[Collected data]
____________

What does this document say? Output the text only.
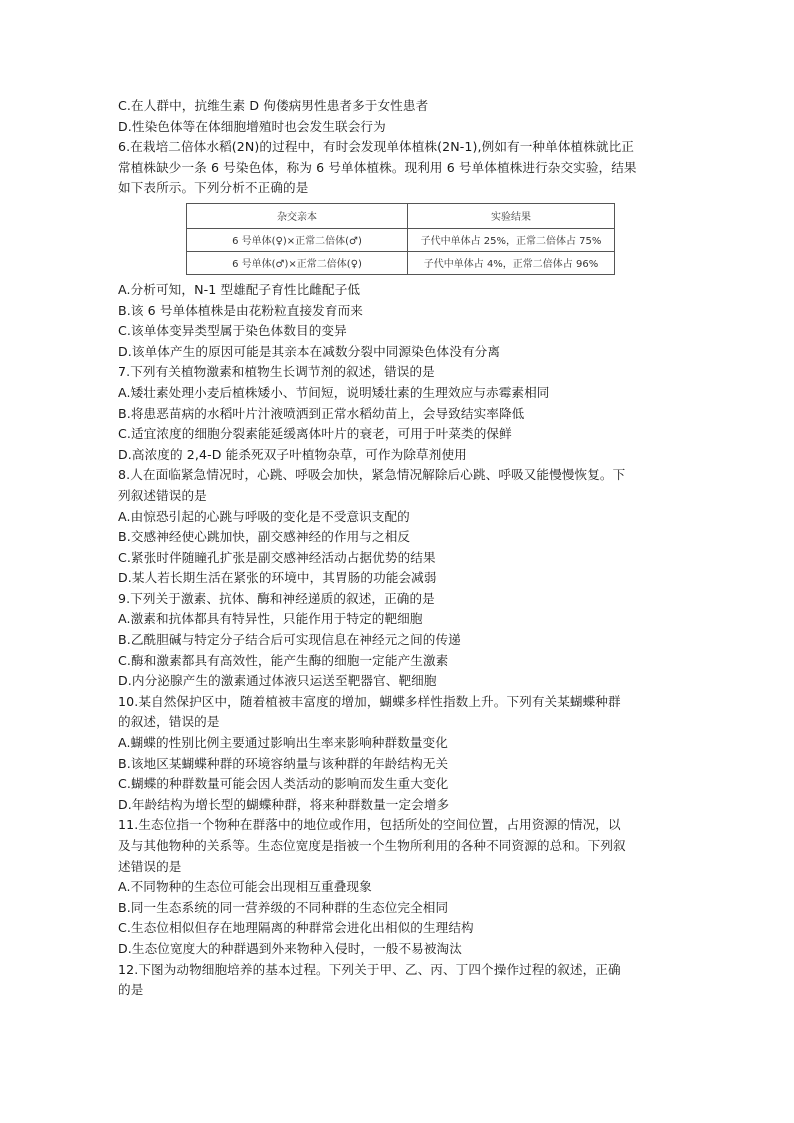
C.在人群中，抗维生素 D 佝偻病男性患者多于女性患者
D.性染色体等在体细胞增殖时也会发生联会行为
6.在栽培二倍体水稻(2N)的过程中，有时会发现单体植株(2N-1),例如有一种单体植株就比正
常植株缺少一条 6 号染色体，称为 6 号单体植株。现利用 6 号单体植株进行杂交实验，结果
如下表所示。下列分析不正确的是
杂交亲本	实验结果
6 号单体(♀)×正常二倍体(♂)	子代中单体占 25%，正常二倍体占 75%
6 号单体(♂)×正常二倍体(♀)	子代中单体占 4%，正常二倍体占 96%
A.分析可知，N-1 型雄配子育性比雌配子低
B.该 6 号单体植株是由花粉粒直接发育而来
C.该单体变异类型属于染色体数目的变异
D.该单体产生的原因可能是其亲本在减数分裂中同源染色体没有分离
7.下列有关植物激素和植物生长调节剂的叙述，错误的是
A.矮壮素处理小麦后植株矮小、节间短，说明矮壮素的生理效应与赤霉素相同
B.将患恶苗病的水稻叶片汁液喷洒到正常水稻幼苗上，会导致结实率降低
C.适宜浓度的细胞分裂素能延缓离体叶片的衰老，可用于叶菜类的保鲜
D.高浓度的 2,4-D 能杀死双子叶植物杂草，可作为除草剂使用
8.人在面临紧急情况时，心跳、呼吸会加快，紧急情况解除后心跳、呼吸又能慢慢恢复。下
列叙述错误的是
A.由惊恐引起的心跳与呼吸的变化是不受意识支配的
B.交感神经使心跳加快，副交感神经的作用与之相反
C.紧张时伴随瞳孔扩张是副交感神经活动占据优势的结果
D.某人若长期生活在紧张的环境中，其胃肠的功能会减弱
9.下列关于激素、抗体、酶和神经递质的叙述，正确的是
A.激素和抗体都具有特异性，只能作用于特定的靶细胞
B.乙酰胆碱与特定分子结合后可实现信息在神经元之间的传递
C.酶和激素都具有高效性，能产生酶的细胞一定能产生激素
D.内分泌腺产生的激素通过体液只运送至靶器官、靶细胞
10.某自然保护区中，随着植被丰富度的增加，蝴蝶多样性指数上升。下列有关某蝴蝶种群
的叙述，错误的是
A.蝴蝶的性别比例主要通过影响出生率来影响种群数量变化
B.该地区某蝴蝶种群的环境容纳量与该种群的年龄结构无关
C.蝴蝶的种群数量可能会因人类活动的影响而发生重大变化
D.年龄结构为增长型的蝴蝶种群，将来种群数量一定会增多
11.生态位指一个物种在群落中的地位或作用，包括所处的空间位置，占用资源的情况，以
及与其他物种的关系等。生态位宽度是指被一个生物所利用的各种不同资源的总和。下列叙
述错误的是
A.不同物种的生态位可能会出现相互重叠现象
B.同一生态系统的同一营养级的不同种群的生态位完全相同
C.生态位相似但存在地理隔离的种群常会进化出相似的生理结构
D.生态位宽度大的种群遇到外来物种入侵时，一般不易被淘汰
12.下图为动物细胞培养的基本过程。下列关于甲、乙、丙、丁四个操作过程的叙述，正确
的是
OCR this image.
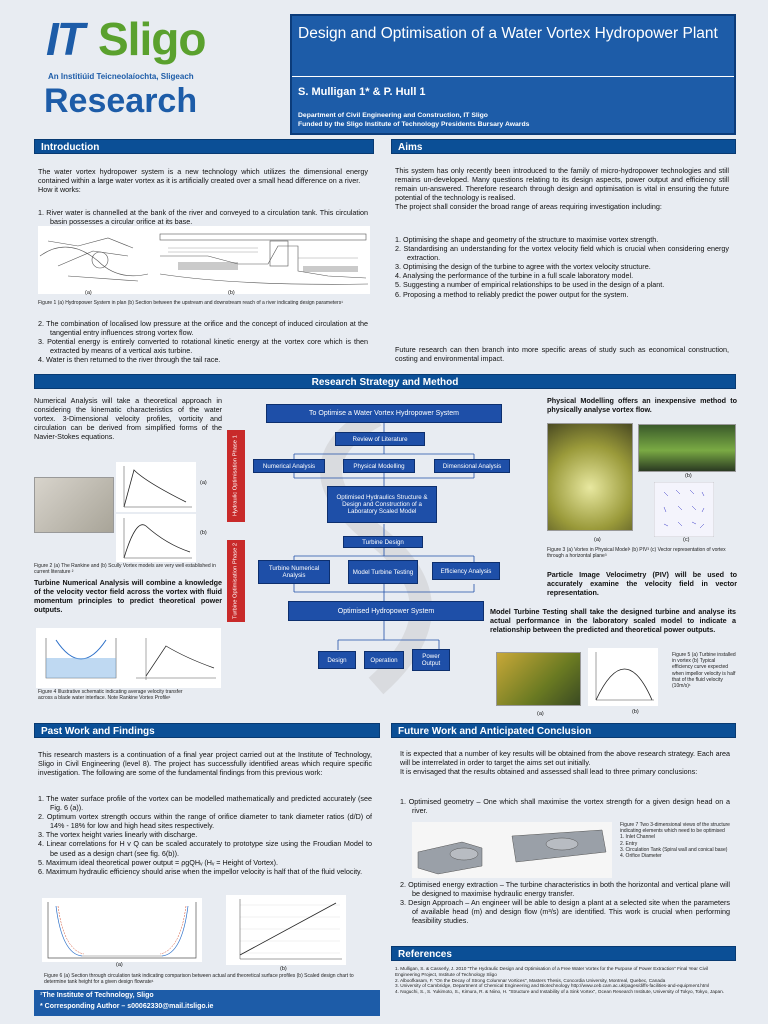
IT Sligo
An Institiúid Teicneolaíochta, Sligeach
Research
Design and Optimisation of a Water Vortex Hydropower Plant
S. Mulligan 1* & P. Hull 1
Department of Civil Engineering and Construction, IT Sligo
Funded by the Sligo Institute of Technology Presidents Bursary Awards
Introduction

The water vortex hydropower system is a new technology which utilizes the dimensional energy contained within a large water vortex as it is artificially created over a small head difference on a river.

How it works:

1. River water is channelled at the bank of the river and conveyed to a circulation tank. This circulation basin possesses a circular orifice at its base.
(a)	(b)
Figure 1 (a) Hydropower System in plan (b) Section between the upstream and downstream reach of a river indicating design parameters¹
2. The combination of localised low pressure at the orifice and the concept of induced circulation at the tangential entry influences strong vortex flow.
3. Potential energy is entirely converted to rotational kinetic energy at the vortex core which is then extracted by means of a vertical axis turbine.
4. Water is then returned to the river through the tail race.
Aims

This system has only recently been introduced to the family of micro-hydropower technologies and still remains un-developed. Many questions relating to its design aspects, power output and efficiency still remain un-answered. Therefore research through design and optimisation is vital in ensuring the future potential of the technology is realised.

The project shall consider the broad range of areas requiring investigation including:

1. Optimising the shape and geometry of the structure to maximise vortex strength.
2. Standardising an understanding for the vortex velocity field which is crucial when considering energy extraction.
3. Optimising the design of the turbine to agree with the vortex velocity structure.
4. Analysing the performance of the turbine in a full scale laboratory model.
5. Suggesting a number of empirical relationships to be used in the design of a plant.
6. Proposing a method to reliably predict the power output for the system.
Future research can then branch into more specific areas of study such as economical construction, costing and environmental impact.
Research Strategy and Method
Numerical Analysis will take a theoretical approach in considering the kinematic characteristics of the water vortex. 3-Dimensional velocity profiles, vorticity and circulation can be derived from simplified forms of the Navier-Stokes equations.
(a)
(b)
Figure 2 (a) The Rankine and (b) Scully Vortex models are very well established in current literature ²
Turbine Numerical Analysis will combine a knowledge of the velocity vector field across the vortex with fluid momentum principles to predict theoretical power outputs.
Figure 4 Illustrative schematic indicating average velocity transfer across a blade water interface. Note Rankine Vortex Profile¹
To Optimise a Water Vortex Hydropower System
Review of Literature
Numerical Analysis	Physical Modelling	Dimensional Analysis
Optimised Hydraulics Structure & Design and Construction of a Laboratory Scaled Model
Turbine Design
Turbine Numerical Analysis	Model Turbine Testing	Efficiency Analysis
Optimised Hydropower System
Design	Operation	Power Output
Hydraulic Optimisation Phase 1
Turbine Optimisation Phase 2
Physical Modelling offers an inexpensive method to physically analyse vortex flow.
(b)
(a)	(c)
Figure 3 (a) Vortex in Physical Model¹ (b) PIV³ (c) Vector representation of vortex through a horizontal plane³
Particle Image Velocimetry (PIV) will be used to accurately examine the velocity field in vector representation.
Model Turbine Testing shall take the designed turbine and analyse its actual performance in the laboratory scaled model to indicate a relationship between the predicted and theoretical power outputs.
(a)	(b)
Figure 5 (a) Turbine installed in vortex (b) Typical efficiency curve expected when impellor velocity is half that of the fluid velocity (10m/s)¹
Past Work and Findings
This research masters is a continuation of a final year project carried out at the Institute of Technology, Sligo in Civil Engineering (level 8). The project has successfully identified areas which require specific investigation. The following are some of the fundamental findings from this previous work:
1. The water surface profile of the vortex can be modelled mathematically and predicted accurately (see Fig. 6 (a)).
2. Optimum vortex strength occurs within the range of orifice diameter to tank diameter ratios (d/D) of 14% - 18% for low and high head sites respectively.
3. The vortex height varies linearly with discharge.
4. Linear correlations for H v Q can be scaled accurately to prototype size using the Froudian Model to be used as a design chart (see fig. 6(b)).
5. Maximum ideal theoretical power output = ρgQHᵥ (Hᵥ = Height of Vortex).
6. Maximum hydraulic efficiency should arise when the impellor velocity is half that of the fluid velocity.
(a)
(b)
Figure 6 (a) Section through circulation tank indicating comparison between actual and theoretical surface profiles (b) Scaled design chart to determine tank height for a given design flowrate¹
¹The Institute of Technology, Sligo
* Corresponding Author – s00062330@mail.itsligo.ie
Future Work and Anticipated Conclusion

It is expected that a number of key results will be obtained from the above research strategy. Each area will be interrelated in order to target the aims set out initially.

It is envisaged that the results obtained and assessed shall lead to three primary conclusions:

1. Optimised geometry – One which shall maximise the vortex strength for a given design head on a river.
Figure 7 Two 3-dimensional views of the structure indicating elements which need to be optimised
1. Inlet Channel
2. Entry
3. Circulation Tank (Spiral wall and conical base)
4. Orifice Diameter
2. Optimised energy extraction – The turbine characteristics in both the horizontal and vertical plane will be designed to maximise hydraulic energy transfer.
3. Design Approach – An engineer will be able to design a plant at a selected site when the parameters of available head (m) and design flow (m³/s) are identified. This work is crucial when performing feasibility studies.
References
1. Mulligan, S. & Casserly, J. 2010 "The Hydraulic Design and Optimisation of a Free Water Vortex for the Purpose of Power Extraction" Final Year Civil Engineering Project, Institute of Technology Sligo
2. Alboofkasam, F. "On the Decay of Strong Columnar Vortices", Masters Thesis, Concordia University, Montreal, Quebec, Canada
3. University of Cambridge, Department of Chemical Engineering and Biotechnology http://www.ceb.cam.ac.uk/pages/diffs-facilities-and-equipment.html
4. Noguchi, S., S. Yukimoto, S., Kimura, R. & Niino, H. "Structure and Instability of a Sink Vortex", Ocean Research Institute, University of Tokyo, Tokyo, Japan.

____________

**Exercise task:**
Calculate how many lines of the material include the string "正常二倍体", and state that number by itself.

**Solution to this task:**
2